**Written exercise:**
Below is a block of records; repeat each one exactly.

**Items:**

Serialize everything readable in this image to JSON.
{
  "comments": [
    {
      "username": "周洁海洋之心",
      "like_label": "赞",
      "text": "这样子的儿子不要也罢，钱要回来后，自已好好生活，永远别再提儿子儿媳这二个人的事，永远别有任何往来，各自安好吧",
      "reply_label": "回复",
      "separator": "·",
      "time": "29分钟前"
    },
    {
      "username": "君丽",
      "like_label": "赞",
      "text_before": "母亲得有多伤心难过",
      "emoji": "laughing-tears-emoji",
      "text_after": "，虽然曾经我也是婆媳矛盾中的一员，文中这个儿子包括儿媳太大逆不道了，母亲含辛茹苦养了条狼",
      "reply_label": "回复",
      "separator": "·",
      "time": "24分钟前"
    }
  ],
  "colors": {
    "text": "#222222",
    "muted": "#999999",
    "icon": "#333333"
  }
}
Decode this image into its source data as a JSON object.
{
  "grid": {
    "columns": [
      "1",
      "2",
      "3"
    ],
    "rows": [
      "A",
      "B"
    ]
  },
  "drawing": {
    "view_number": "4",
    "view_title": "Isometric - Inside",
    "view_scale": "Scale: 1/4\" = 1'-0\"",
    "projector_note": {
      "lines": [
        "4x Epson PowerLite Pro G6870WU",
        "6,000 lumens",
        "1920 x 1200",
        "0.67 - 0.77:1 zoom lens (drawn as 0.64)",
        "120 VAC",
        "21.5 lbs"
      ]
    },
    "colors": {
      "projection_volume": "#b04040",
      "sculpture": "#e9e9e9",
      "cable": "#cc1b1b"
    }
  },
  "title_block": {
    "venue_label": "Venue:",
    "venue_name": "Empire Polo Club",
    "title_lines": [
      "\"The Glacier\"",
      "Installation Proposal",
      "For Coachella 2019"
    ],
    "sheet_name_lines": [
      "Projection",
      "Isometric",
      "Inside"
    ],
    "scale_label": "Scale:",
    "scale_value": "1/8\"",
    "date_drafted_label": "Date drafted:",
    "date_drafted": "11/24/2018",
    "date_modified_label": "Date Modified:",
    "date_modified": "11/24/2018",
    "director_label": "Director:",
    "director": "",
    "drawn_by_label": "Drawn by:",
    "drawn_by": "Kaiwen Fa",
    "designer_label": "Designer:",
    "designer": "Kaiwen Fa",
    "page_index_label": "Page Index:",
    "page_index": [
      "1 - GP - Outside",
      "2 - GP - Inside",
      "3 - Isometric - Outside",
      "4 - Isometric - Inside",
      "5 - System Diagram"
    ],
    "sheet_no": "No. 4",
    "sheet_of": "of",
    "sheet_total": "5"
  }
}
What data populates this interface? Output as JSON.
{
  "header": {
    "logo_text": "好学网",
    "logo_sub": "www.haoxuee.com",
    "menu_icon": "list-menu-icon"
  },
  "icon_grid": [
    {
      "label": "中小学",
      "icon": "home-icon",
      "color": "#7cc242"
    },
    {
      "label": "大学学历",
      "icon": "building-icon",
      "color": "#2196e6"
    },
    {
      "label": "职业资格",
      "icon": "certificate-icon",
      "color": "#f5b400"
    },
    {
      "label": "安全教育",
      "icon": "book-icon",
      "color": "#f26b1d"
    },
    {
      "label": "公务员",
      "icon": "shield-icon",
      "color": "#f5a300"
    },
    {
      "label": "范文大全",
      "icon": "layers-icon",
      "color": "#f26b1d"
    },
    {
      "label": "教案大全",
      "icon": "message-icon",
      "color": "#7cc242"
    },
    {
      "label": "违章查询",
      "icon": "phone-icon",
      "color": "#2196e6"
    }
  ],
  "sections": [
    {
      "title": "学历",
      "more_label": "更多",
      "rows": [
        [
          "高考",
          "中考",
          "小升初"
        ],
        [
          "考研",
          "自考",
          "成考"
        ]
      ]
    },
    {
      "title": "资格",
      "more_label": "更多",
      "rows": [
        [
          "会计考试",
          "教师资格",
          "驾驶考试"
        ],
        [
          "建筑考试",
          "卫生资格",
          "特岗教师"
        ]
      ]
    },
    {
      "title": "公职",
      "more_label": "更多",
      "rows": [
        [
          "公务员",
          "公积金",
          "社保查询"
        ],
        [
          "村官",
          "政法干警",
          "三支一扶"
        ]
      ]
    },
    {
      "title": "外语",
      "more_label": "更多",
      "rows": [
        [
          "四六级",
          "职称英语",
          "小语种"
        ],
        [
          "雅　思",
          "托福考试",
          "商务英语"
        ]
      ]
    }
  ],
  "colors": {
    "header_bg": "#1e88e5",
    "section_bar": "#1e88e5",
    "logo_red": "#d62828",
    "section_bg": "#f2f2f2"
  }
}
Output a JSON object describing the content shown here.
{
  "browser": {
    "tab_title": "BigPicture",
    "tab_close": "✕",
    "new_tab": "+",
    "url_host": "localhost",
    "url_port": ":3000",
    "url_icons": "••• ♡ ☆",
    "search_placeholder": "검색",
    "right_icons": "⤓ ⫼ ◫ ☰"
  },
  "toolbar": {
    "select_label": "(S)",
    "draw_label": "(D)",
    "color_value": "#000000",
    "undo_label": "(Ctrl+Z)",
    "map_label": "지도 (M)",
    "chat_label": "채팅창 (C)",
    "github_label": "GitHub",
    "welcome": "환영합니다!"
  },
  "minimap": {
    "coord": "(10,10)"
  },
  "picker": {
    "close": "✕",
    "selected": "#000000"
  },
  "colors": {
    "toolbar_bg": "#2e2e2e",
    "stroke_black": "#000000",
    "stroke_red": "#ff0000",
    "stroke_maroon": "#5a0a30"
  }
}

**Problem solution:**
Serialize everything readable in this image to JSON.
{
  "comments": [
    {
      "username": "周洁海洋之心",
      "like_label": "赞",
      "text": "这样子的儿子不要也罢，钱要回来后，自已好好生活，永远别再提儿子儿媳这二个人的事，永远别有任何往来，各自安好吧",
      "reply_label": "回复",
      "separator": "·",
      "time": "29分钟前"
    },
    {
      "username": "君丽",
      "like_label": "赞",
      "text_before": "母亲得有多伤心难过",
      "emoji": "laughing-tears-emoji",
      "text_after": "，虽然曾经我也是婆媳矛盾中的一员，文中这个儿子包括儿媳太大逆不道了，母亲含辛茹苦养了条狼",
      "reply_label": "回复",
      "separator": "·",
      "time": "24分钟前"
    }
  ],
  "colors": {
    "text": "#222222",
    "muted": "#999999",
    "icon": "#333333"
  }
}
Decode this image into its source data as a JSON object.
{
  "grid": {
    "columns": [
      "1",
      "2",
      "3"
    ],
    "rows": [
      "A",
      "B"
    ]
  },
  "drawing": {
    "view_number": "4",
    "view_title": "Isometric - Inside",
    "view_scale": "Scale: 1/4\" = 1'-0\"",
    "projector_note": {
      "lines": [
        "4x Epson PowerLite Pro G6870WU",
        "6,000 lumens",
        "1920 x 1200",
        "0.67 - 0.77:1 zoom lens (drawn as 0.64)",
        "120 VAC",
        "21.5 lbs"
      ]
    },
    "colors": {
      "projection_volume": "#b04040",
      "sculpture": "#e9e9e9",
      "cable": "#cc1b1b"
    }
  },
  "title_block": {
    "venue_label": "Venue:",
    "venue_name": "Empire Polo Club",
    "title_lines": [
      "\"The Glacier\"",
      "Installation Proposal",
      "For Coachella 2019"
    ],
    "sheet_name_lines": [
      "Projection",
      "Isometric",
      "Inside"
    ],
    "scale_label": "Scale:",
    "scale_value": "1/8\"",
    "date_drafted_label": "Date drafted:",
    "date_drafted": "11/24/2018",
    "date_modified_label": "Date Modified:",
    "date_modified": "11/24/2018",
    "director_label": "Director:",
    "director": "",
    "drawn_by_label": "Drawn by:",
    "drawn_by": "Kaiwen Fa",
    "designer_label": "Designer:",
    "designer": "Kaiwen Fa",
    "page_index_label": "Page Index:",
    "page_index": [
      "1 - GP - Outside",
      "2 - GP - Inside",
      "3 - Isometric - Outside",
      "4 - Isometric - Inside",
      "5 - System Diagram"
    ],
    "sheet_no": "No. 4",
    "sheet_of": "of",
    "sheet_total": "5"
  }
}
What data populates this interface? Output as JSON.
{
  "header": {
    "logo_text": "好学网",
    "logo_sub": "www.haoxuee.com",
    "menu_icon": "list-menu-icon"
  },
  "icon_grid": [
    {
      "label": "中小学",
      "icon": "home-icon",
      "color": "#7cc242"
    },
    {
      "label": "大学学历",
      "icon": "building-icon",
      "color": "#2196e6"
    },
    {
      "label": "职业资格",
      "icon": "certificate-icon",
      "color": "#f5b400"
    },
    {
      "label": "安全教育",
      "icon": "book-icon",
      "color": "#f26b1d"
    },
    {
      "label": "公务员",
      "icon": "shield-icon",
      "color": "#f5a300"
    },
    {
      "label": "范文大全",
      "icon": "layers-icon",
      "color": "#f26b1d"
    },
    {
      "label": "教案大全",
      "icon": "message-icon",
      "color": "#7cc242"
    },
    {
      "label": "违章查询",
      "icon": "phone-icon",
      "color": "#2196e6"
    }
  ],
  "sections": [
    {
      "title": "学历",
      "more_label": "更多",
      "rows": [
        [
          "高考",
          "中考",
          "小升初"
        ],
        [
          "考研",
          "自考",
          "成考"
        ]
      ]
    },
    {
      "title": "资格",
      "more_label": "更多",
      "rows": [
        [
          "会计考试",
          "教师资格",
          "驾驶考试"
        ],
        [
          "建筑考试",
          "卫生资格",
          "特岗教师"
        ]
      ]
    },
    {
      "title": "公职",
      "more_label": "更多",
      "rows": [
        [
          "公务员",
          "公积金",
          "社保查询"
        ],
        [
          "村官",
          "政法干警",
          "三支一扶"
        ]
      ]
    },
    {
      "title": "外语",
      "more_label": "更多",
      "rows": [
        [
          "四六级",
          "职称英语",
          "小语种"
        ],
        [
          "雅　思",
          "托福考试",
          "商务英语"
        ]
      ]
    }
  ],
  "colors": {
    "header_bg": "#1e88e5",
    "section_bar": "#1e88e5",
    "logo_red": "#d62828",
    "section_bg": "#f2f2f2"
  }
}
Output a JSON object describing the content shown here.
{
  "browser": {
    "tab_title": "BigPicture",
    "tab_close": "✕",
    "new_tab": "+",
    "url_host": "localhost",
    "url_port": ":3000",
    "url_icons": "••• ♡ ☆",
    "search_placeholder": "검색",
    "right_icons": "⤓ ⫼ ◫ ☰"
  },
  "toolbar": {
    "select_label": "(S)",
    "draw_label": "(D)",
    "color_value": "#000000",
    "undo_label": "(Ctrl+Z)",
    "map_label": "지도 (M)",
    "chat_label": "채팅창 (C)",
    "github_label": "GitHub",
    "welcome": "환영합니다!"
  },
  "minimap": {
    "coord": "(10,10)"
  },
  "picker": {
    "close": "✕",
    "selected": "#000000"
  },
  "colors": {
    "toolbar_bg": "#2e2e2e",
    "stroke_black": "#000000",
    "stroke_red": "#ff0000",
    "stroke_maroon": "#5a0a30"
  }
}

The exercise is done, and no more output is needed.